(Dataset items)
◆ ◆ ◆ ◆ ◆
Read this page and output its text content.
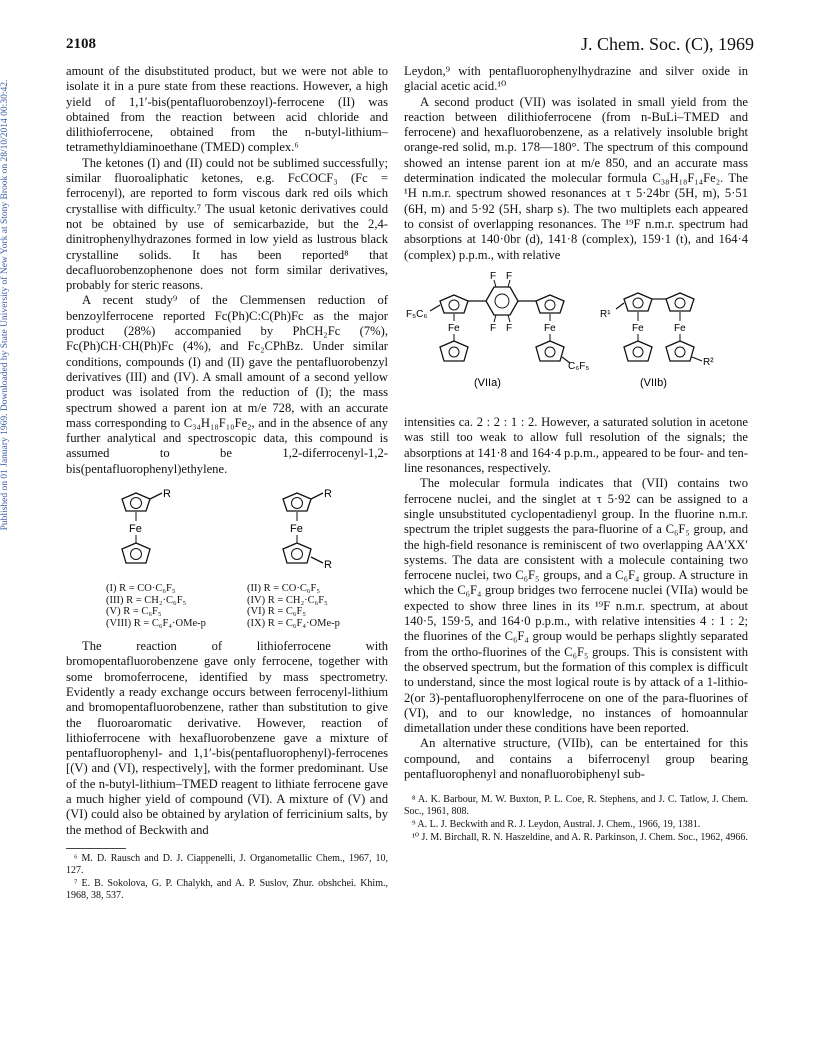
Published on 01 January 1969. Downloaded by State University of New York at Stony Brook on 28/10/2014 00:30:42.
2108	J. Chem. Soc. (C), 1969

amount of the disubstituted product, but we were not able to isolate it in a pure state from these reactions. However, a high yield of 1,1′-bis(pentafluorobenzoyl)-ferrocene (II) was obtained from the reaction between acid chloride and dilithioferrocene, obtained from the n-butyl-lithium–tetramethyldiaminoethane (TMED) complex.⁶

The ketones (I) and (II) could not be sublimed successfully; similar fluoroaliphatic ketones, e.g. FcCOCF₃ (Fc = ferrocenyl), are reported to form viscous dark red oils which crystallise with difficulty.⁷ The usual ketonic derivatives could not be obtained by use of semicarbazide, but the 2,4-dinitrophenylhydrazones formed in low yield as lustrous black crystalline solids. It has been reported⁸ that decafluorobenzophenone does not form similar derivatives, probably for steric reasons.

A recent study⁹ of the Clemmensen reduction of benzoylferrocene reported Fc(Ph)C:C(Ph)Fc as the major product (28%) accompanied by PhCH₂Fc (7%), Fc(Ph)CH·CH(Ph)Fc (4%), and Fc₂CPhBz. Under similar conditions, compounds (I) and (II) gave the pentafluorobenzyl derivatives (III) and (IV). A small amount of a second yellow product was isolated from the reduction of (I); the mass spectrum showed a parent ion at m/e 728, with an accurate mass corresponding to C₃₄H₁₈F₁₀Fe₂, and in the absence of any further analytical and spectroscopic data, this compound is assumed to be 1,2-diferrocenyl-1,2-bis(pentafluorophenyl)ethylene.

R
Fe
R
Fe
R
(I) R = CO·C₆F₅	(II) R = CO·C₆F₅
(III) R = CH₂·C₆F₅	(IV) R = CH₂·C₆F₅
(V) R = C₆F₅	(VI) R = C₆F₅
(VIII) R = C₆F₄·OMe-p	(IX) R = C₆F₄·OMe-p

The reaction of lithioferrocene with bromopentafluorobenzene gave only ferrocene, together with some bromoferrocene, identified by mass spectrometry. Evidently a ready exchange occurs between ferrocenyl-lithium and bromopentafluorobenzene, rather than substitution to give the fluoroaromatic derivative. However, reaction of lithioferrocene with hexafluorobenzene gave a mixture of pentafluorophenyl- and 1,1′-bis(pentafluorophenyl)-ferrocenes [(V) and (VI), respectively], with the former predominant. Use of the n-butyl-lithium–TMED reagent to lithiate ferrocene gave a much higher yield of compound (VI). A mixture of (V) and (VI) could also be obtained by arylation of ferricinium salts, by the method of Beckwith and

⁶ M. D. Rausch and D. J. Ciappenelli, J. Organometallic Chem., 1967, 10, 127.

⁷ E. B. Sokolova, G. P. Chalykh, and A. P. Suslov, Zhur. obshchei. Khim., 1968, 38, 537.

Leydon,⁹ with pentafluorophenylhydrazine and silver oxide in glacial acetic acid.¹⁰

A second product (VII) was isolated in small yield from the reaction between dilithioferrocene (from n-BuLi–TMED and ferrocene) and hexafluorobenzene, as a relatively insoluble bright orange-red solid, m.p. 178—180°. The spectrum of this compound showed an intense parent ion at m/e 850, and an accurate mass determination indicated the molecular formula C₃₈H₁₈F₁₄Fe₂. The ¹H n.m.r. spectrum showed resonances at τ 5·24br (5H, m), 5·51 (6H, m) and 5·92 (5H, sharp s). The two multiplets each appeared to consist of overlapping resonances. The ¹⁹F n.m.r. spectrum had absorptions at 140·0br (d), 141·8 (complex), 159·1 (t), and 164·4 (complex) p.p.m., with relative

F₅C₆
Fe
F F
F F	Fe
C₆F₅
(VIIa)
R¹
Fe	Fe
R²
(VIIb)

intensities ca. 2 : 2 : 1 : 2. However, a saturated solution in acetone was still too weak to allow full resolution of the signals; the absorptions at 141·8 and 164·4 p.p.m., appeared to be four- and ten-line resonances, respectively.

The molecular formula indicates that (VII) contains two ferrocene nuclei, and the singlet at τ 5·92 can be assigned to a single unsubstituted cyclopentadienyl group. In the fluorine n.m.r. spectrum the triplet suggests the para-fluorine of a C₆F₅ group, and the high-field resonance is reminiscent of two overlapping AA′XX′ systems. The data are consistent with a molecule containing two ferrocene nuclei, two C₆F₅ groups, and a C₆F₄ group. A structure in which the C₆F₄ group bridges two ferrocene nuclei (VIIa) would be expected to show three lines in its ¹⁹F n.m.r. spectrum, at about 140·5, 159·5, and 164·0 p.p.m., with relative intensities 4 : 1 : 2; the fluorines of the C₆F₄ group would be perhaps slightly separated from the ortho-fluorines of the C₆F₅ groups. This is consistent with the observed spectrum, but the formation of this complex is difficult to understand, since the most logical route is by attack of a 1-lithio-2(or 3)-pentafluorophenylferrocene on one of the para-fluorines of (VI), and to our knowledge, no instances of homoannular dimetallation under these conditions have been reported.

An alternative structure, (VIIb), can be entertained for this compound, and contains a biferrocenyl group bearing pentafluorophenyl and nonafluorobiphenyl sub-

⁸ A. K. Barbour, M. W. Buxton, P. L. Coe, R. Stephens, and J. C. Tatlow, J. Chem. Soc., 1961, 808.

⁹ A. L. J. Beckwith and R. J. Leydon, Austral. J. Chem., 1966, 19, 1381.

¹⁰ J. M. Birchall, R. N. Haszeldine, and A. R. Parkinson, J. Chem. Soc., 1962, 4966.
◆ ◆ ◆ ◆ ◆
_WORK TO BE COMPLETED:_ How many of these lines contain "absorptions"? Write only the number.

_RESPONSE FOR THIS EXERCISE:_ 2